Pictures stay out of the copy; restate everything else in the material exactly.

EXTRACTED INFORMATION >>
+-------+

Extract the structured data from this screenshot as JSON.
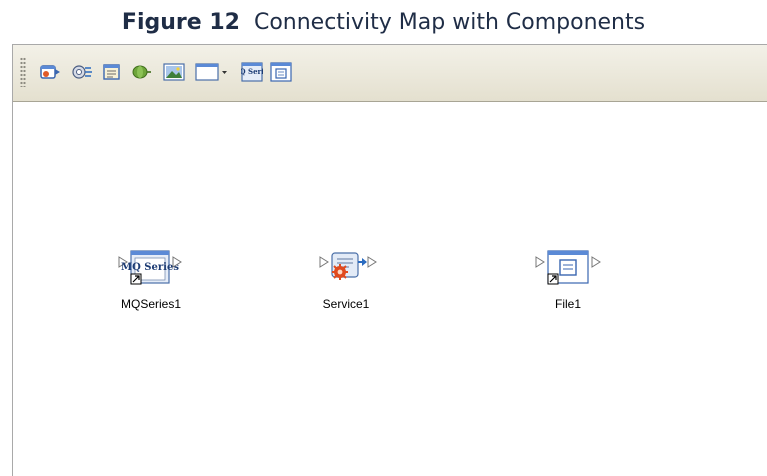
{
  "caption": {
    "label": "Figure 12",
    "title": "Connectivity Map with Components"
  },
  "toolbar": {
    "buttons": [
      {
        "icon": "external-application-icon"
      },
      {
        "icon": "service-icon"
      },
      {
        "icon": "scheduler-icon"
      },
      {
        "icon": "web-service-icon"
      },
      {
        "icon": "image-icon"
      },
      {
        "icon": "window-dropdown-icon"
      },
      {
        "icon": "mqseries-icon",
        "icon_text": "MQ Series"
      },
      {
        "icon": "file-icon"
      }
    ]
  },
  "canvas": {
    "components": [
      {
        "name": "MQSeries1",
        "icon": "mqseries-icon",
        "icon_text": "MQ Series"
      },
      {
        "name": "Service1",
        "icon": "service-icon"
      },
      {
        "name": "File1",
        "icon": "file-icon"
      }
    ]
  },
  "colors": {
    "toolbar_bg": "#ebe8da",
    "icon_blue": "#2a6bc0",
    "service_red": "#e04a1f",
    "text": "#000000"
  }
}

+-------+

RESPONSE TO THIS EXERCISE >>
Extract the structured data from this screenshot as JSON.
{
  "caption": {
    "label": "Figure 12",
    "title": "Connectivity Map with Components"
  },
  "toolbar": {
    "buttons": [
      {
        "icon": "external-application-icon"
      },
      {
        "icon": "service-icon"
      },
      {
        "icon": "scheduler-icon"
      },
      {
        "icon": "web-service-icon"
      },
      {
        "icon": "image-icon"
      },
      {
        "icon": "window-dropdown-icon"
      },
      {
        "icon": "mqseries-icon",
        "icon_text": "MQ Series"
      },
      {
        "icon": "file-icon"
      }
    ]
  },
  "canvas": {
    "components": [
      {
        "name": "MQSeries1",
        "icon": "mqseries-icon",
        "icon_text": "MQ Series"
      },
      {
        "name": "Service1",
        "icon": "service-icon"
      },
      {
        "name": "File1",
        "icon": "file-icon"
      }
    ]
  },
  "colors": {
    "toolbar_bg": "#ebe8da",
    "icon_blue": "#2a6bc0",
    "service_red": "#e04a1f",
    "text": "#000000"
  }
}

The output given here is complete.